• _Input data_:
-- Start --

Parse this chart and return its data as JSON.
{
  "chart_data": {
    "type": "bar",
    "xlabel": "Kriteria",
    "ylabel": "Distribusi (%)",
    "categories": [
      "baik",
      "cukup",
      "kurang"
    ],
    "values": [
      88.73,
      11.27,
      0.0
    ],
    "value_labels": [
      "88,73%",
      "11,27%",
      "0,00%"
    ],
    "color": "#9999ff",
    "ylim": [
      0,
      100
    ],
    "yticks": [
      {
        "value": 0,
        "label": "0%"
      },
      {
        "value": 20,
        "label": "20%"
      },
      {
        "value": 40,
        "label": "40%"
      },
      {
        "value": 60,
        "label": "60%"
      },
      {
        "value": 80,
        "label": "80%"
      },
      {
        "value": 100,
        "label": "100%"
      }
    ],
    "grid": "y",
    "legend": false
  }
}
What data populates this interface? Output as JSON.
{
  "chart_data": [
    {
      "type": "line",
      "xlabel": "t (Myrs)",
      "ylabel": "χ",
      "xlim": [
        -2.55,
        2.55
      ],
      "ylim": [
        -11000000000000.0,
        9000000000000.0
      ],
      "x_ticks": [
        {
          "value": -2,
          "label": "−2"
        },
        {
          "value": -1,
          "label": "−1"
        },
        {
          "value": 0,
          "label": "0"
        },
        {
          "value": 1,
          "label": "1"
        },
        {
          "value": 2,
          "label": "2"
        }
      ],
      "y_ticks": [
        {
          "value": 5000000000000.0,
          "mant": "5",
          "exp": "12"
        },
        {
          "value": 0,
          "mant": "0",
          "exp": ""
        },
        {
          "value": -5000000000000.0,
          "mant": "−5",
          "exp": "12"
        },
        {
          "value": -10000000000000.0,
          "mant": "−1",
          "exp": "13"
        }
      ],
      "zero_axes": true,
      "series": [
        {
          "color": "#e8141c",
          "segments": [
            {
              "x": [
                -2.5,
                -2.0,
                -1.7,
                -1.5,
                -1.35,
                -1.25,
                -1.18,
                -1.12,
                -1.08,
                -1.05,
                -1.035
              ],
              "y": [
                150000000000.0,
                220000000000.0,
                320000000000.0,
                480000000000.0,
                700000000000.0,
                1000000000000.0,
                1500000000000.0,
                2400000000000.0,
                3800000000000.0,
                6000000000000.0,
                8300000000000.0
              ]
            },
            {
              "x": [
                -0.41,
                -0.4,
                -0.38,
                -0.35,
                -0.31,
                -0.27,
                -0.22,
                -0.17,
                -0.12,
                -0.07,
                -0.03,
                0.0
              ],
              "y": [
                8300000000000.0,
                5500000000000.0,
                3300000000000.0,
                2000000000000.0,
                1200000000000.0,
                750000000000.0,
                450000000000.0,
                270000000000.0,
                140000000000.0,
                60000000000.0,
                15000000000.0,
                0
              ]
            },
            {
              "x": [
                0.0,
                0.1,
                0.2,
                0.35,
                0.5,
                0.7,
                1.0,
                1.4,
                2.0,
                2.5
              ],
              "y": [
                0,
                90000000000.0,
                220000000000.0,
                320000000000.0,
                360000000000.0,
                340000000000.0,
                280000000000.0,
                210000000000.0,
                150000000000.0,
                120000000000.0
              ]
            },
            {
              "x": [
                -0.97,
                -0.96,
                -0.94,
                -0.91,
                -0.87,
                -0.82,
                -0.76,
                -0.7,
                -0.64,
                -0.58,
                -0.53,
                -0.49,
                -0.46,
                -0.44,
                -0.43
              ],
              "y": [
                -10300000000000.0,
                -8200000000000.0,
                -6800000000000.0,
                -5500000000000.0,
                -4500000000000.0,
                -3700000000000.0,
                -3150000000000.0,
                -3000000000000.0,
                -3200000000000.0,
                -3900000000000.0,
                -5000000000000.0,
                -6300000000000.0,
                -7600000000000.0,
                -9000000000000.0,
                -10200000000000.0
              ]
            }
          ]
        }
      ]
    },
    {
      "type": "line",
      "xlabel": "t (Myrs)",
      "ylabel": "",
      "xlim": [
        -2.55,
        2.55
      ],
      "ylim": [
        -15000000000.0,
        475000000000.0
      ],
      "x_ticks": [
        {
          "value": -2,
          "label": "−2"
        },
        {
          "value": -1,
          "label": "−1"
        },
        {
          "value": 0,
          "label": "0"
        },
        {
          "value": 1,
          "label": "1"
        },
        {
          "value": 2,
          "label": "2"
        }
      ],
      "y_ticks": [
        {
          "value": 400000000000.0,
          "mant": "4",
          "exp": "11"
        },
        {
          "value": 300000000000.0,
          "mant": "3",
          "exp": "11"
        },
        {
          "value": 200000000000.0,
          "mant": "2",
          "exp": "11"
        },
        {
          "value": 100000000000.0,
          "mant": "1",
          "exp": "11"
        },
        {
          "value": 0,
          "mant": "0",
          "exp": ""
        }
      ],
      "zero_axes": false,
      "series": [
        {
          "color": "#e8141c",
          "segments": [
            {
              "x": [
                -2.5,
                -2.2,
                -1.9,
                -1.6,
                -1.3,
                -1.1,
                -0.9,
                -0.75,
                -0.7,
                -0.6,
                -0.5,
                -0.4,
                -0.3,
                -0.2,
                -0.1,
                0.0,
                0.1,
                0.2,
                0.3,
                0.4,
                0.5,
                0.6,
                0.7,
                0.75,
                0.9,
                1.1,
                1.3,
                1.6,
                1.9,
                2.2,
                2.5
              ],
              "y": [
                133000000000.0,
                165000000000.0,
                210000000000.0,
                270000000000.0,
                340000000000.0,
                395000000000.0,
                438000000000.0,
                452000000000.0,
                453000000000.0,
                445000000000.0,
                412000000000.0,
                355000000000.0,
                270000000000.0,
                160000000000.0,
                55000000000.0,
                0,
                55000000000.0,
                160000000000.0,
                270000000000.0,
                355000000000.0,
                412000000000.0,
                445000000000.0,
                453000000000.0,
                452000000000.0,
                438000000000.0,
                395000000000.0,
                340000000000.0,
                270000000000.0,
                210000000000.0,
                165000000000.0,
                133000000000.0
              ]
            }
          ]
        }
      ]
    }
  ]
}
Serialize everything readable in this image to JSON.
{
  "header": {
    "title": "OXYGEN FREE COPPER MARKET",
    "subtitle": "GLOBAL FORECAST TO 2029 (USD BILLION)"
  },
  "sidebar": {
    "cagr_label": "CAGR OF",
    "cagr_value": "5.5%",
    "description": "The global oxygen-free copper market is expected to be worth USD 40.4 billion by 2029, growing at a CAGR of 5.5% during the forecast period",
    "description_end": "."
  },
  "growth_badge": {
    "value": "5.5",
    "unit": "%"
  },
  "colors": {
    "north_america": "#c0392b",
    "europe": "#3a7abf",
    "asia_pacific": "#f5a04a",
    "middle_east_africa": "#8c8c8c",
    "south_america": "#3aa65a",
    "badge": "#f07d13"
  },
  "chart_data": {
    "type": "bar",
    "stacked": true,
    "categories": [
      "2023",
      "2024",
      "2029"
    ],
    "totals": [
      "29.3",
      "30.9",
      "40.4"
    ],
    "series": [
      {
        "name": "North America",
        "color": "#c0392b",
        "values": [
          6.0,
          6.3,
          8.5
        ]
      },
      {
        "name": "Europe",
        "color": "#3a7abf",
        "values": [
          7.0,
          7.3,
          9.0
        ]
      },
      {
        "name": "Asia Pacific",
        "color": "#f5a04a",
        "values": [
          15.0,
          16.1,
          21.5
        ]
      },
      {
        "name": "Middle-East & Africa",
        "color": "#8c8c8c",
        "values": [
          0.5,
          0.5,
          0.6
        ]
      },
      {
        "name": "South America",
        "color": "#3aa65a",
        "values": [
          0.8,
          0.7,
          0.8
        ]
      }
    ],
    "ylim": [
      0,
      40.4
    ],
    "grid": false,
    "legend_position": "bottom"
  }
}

-- End --

• _Task details_:
The whole listing above needs to be written out again exactly.

• _Answer_:
Parse this chart and return its data as JSON.
{
  "chart_data": {
    "type": "bar",
    "xlabel": "Kriteria",
    "ylabel": "Distribusi (%)",
    "categories": [
      "baik",
      "cukup",
      "kurang"
    ],
    "values": [
      88.73,
      11.27,
      0.0
    ],
    "value_labels": [
      "88,73%",
      "11,27%",
      "0,00%"
    ],
    "color": "#9999ff",
    "ylim": [
      0,
      100
    ],
    "yticks": [
      {
        "value": 0,
        "label": "0%"
      },
      {
        "value": 20,
        "label": "20%"
      },
      {
        "value": 40,
        "label": "40%"
      },
      {
        "value": 60,
        "label": "60%"
      },
      {
        "value": 80,
        "label": "80%"
      },
      {
        "value": 100,
        "label": "100%"
      }
    ],
    "grid": "y",
    "legend": false
  }
}
What data populates this interface? Output as JSON.
{
  "chart_data": [
    {
      "type": "line",
      "xlabel": "t (Myrs)",
      "ylabel": "χ",
      "xlim": [
        -2.55,
        2.55
      ],
      "ylim": [
        -11000000000000.0,
        9000000000000.0
      ],
      "x_ticks": [
        {
          "value": -2,
          "label": "−2"
        },
        {
          "value": -1,
          "label": "−1"
        },
        {
          "value": 0,
          "label": "0"
        },
        {
          "value": 1,
          "label": "1"
        },
        {
          "value": 2,
          "label": "2"
        }
      ],
      "y_ticks": [
        {
          "value": 5000000000000.0,
          "mant": "5",
          "exp": "12"
        },
        {
          "value": 0,
          "mant": "0",
          "exp": ""
        },
        {
          "value": -5000000000000.0,
          "mant": "−5",
          "exp": "12"
        },
        {
          "value": -10000000000000.0,
          "mant": "−1",
          "exp": "13"
        }
      ],
      "zero_axes": true,
      "series": [
        {
          "color": "#e8141c",
          "segments": [
            {
              "x": [
                -2.5,
                -2.0,
                -1.7,
                -1.5,
                -1.35,
                -1.25,
                -1.18,
                -1.12,
                -1.08,
                -1.05,
                -1.035
              ],
              "y": [
                150000000000.0,
                220000000000.0,
                320000000000.0,
                480000000000.0,
                700000000000.0,
                1000000000000.0,
                1500000000000.0,
                2400000000000.0,
                3800000000000.0,
                6000000000000.0,
                8300000000000.0
              ]
            },
            {
              "x": [
                -0.41,
                -0.4,
                -0.38,
                -0.35,
                -0.31,
                -0.27,
                -0.22,
                -0.17,
                -0.12,
                -0.07,
                -0.03,
                0.0
              ],
              "y": [
                8300000000000.0,
                5500000000000.0,
                3300000000000.0,
                2000000000000.0,
                1200000000000.0,
                750000000000.0,
                450000000000.0,
                270000000000.0,
                140000000000.0,
                60000000000.0,
                15000000000.0,
                0
              ]
            },
            {
              "x": [
                0.0,
                0.1,
                0.2,
                0.35,
                0.5,
                0.7,
                1.0,
                1.4,
                2.0,
                2.5
              ],
              "y": [
                0,
                90000000000.0,
                220000000000.0,
                320000000000.0,
                360000000000.0,
                340000000000.0,
                280000000000.0,
                210000000000.0,
                150000000000.0,
                120000000000.0
              ]
            },
            {
              "x": [
                -0.97,
                -0.96,
                -0.94,
                -0.91,
                -0.87,
                -0.82,
                -0.76,
                -0.7,
                -0.64,
                -0.58,
                -0.53,
                -0.49,
                -0.46,
                -0.44,
                -0.43
              ],
              "y": [
                -10300000000000.0,
                -8200000000000.0,
                -6800000000000.0,
                -5500000000000.0,
                -4500000000000.0,
                -3700000000000.0,
                -3150000000000.0,
                -3000000000000.0,
                -3200000000000.0,
                -3900000000000.0,
                -5000000000000.0,
                -6300000000000.0,
                -7600000000000.0,
                -9000000000000.0,
                -10200000000000.0
              ]
            }
          ]
        }
      ]
    },
    {
      "type": "line",
      "xlabel": "t (Myrs)",
      "ylabel": "",
      "xlim": [
        -2.55,
        2.55
      ],
      "ylim": [
        -15000000000.0,
        475000000000.0
      ],
      "x_ticks": [
        {
          "value": -2,
          "label": "−2"
        },
        {
          "value": -1,
          "label": "−1"
        },
        {
          "value": 0,
          "label": "0"
        },
        {
          "value": 1,
          "label": "1"
        },
        {
          "value": 2,
          "label": "2"
        }
      ],
      "y_ticks": [
        {
          "value": 400000000000.0,
          "mant": "4",
          "exp": "11"
        },
        {
          "value": 300000000000.0,
          "mant": "3",
          "exp": "11"
        },
        {
          "value": 200000000000.0,
          "mant": "2",
          "exp": "11"
        },
        {
          "value": 100000000000.0,
          "mant": "1",
          "exp": "11"
        },
        {
          "value": 0,
          "mant": "0",
          "exp": ""
        }
      ],
      "zero_axes": false,
      "series": [
        {
          "color": "#e8141c",
          "segments": [
            {
              "x": [
                -2.5,
                -2.2,
                -1.9,
                -1.6,
                -1.3,
                -1.1,
                -0.9,
                -0.75,
                -0.7,
                -0.6,
                -0.5,
                -0.4,
                -0.3,
                -0.2,
                -0.1,
                0.0,
                0.1,
                0.2,
                0.3,
                0.4,
                0.5,
                0.6,
                0.7,
                0.75,
                0.9,
                1.1,
                1.3,
                1.6,
                1.9,
                2.2,
                2.5
              ],
              "y": [
                133000000000.0,
                165000000000.0,
                210000000000.0,
                270000000000.0,
                340000000000.0,
                395000000000.0,
                438000000000.0,
                452000000000.0,
                453000000000.0,
                445000000000.0,
                412000000000.0,
                355000000000.0,
                270000000000.0,
                160000000000.0,
                55000000000.0,
                0,
                55000000000.0,
                160000000000.0,
                270000000000.0,
                355000000000.0,
                412000000000.0,
                445000000000.0,
                453000000000.0,
                452000000000.0,
                438000000000.0,
                395000000000.0,
                340000000000.0,
                270000000000.0,
                210000000000.0,
                165000000000.0,
                133000000000.0
              ]
            }
          ]
        }
      ]
    }
  ]
}
Serialize everything readable in this image to JSON.
{
  "header": {
    "title": "OXYGEN FREE COPPER MARKET",
    "subtitle": "GLOBAL FORECAST TO 2029 (USD BILLION)"
  },
  "sidebar": {
    "cagr_label": "CAGR OF",
    "cagr_value": "5.5%",
    "description": "The global oxygen-free copper market is expected to be worth USD 40.4 billion by 2029, growing at a CAGR of 5.5% during the forecast period",
    "description_end": "."
  },
  "growth_badge": {
    "value": "5.5",
    "unit": "%"
  },
  "colors": {
    "north_america": "#c0392b",
    "europe": "#3a7abf",
    "asia_pacific": "#f5a04a",
    "middle_east_africa": "#8c8c8c",
    "south_america": "#3aa65a",
    "badge": "#f07d13"
  },
  "chart_data": {
    "type": "bar",
    "stacked": true,
    "categories": [
      "2023",
      "2024",
      "2029"
    ],
    "totals": [
      "29.3",
      "30.9",
      "40.4"
    ],
    "series": [
      {
        "name": "North America",
        "color": "#c0392b",
        "values": [
          6.0,
          6.3,
          8.5
        ]
      },
      {
        "name": "Europe",
        "color": "#3a7abf",
        "values": [
          7.0,
          7.3,
          9.0
        ]
      },
      {
        "name": "Asia Pacific",
        "color": "#f5a04a",
        "values": [
          15.0,
          16.1,
          21.5
        ]
      },
      {
        "name": "Middle-East & Africa",
        "color": "#8c8c8c",
        "values": [
          0.5,
          0.5,
          0.6
        ]
      },
      {
        "name": "South America",
        "color": "#3aa65a",
        "values": [
          0.8,
          0.7,
          0.8
        ]
      }
    ],
    "ylim": [
      0,
      40.4
    ],
    "grid": false,
    "legend_position": "bottom"
  }
}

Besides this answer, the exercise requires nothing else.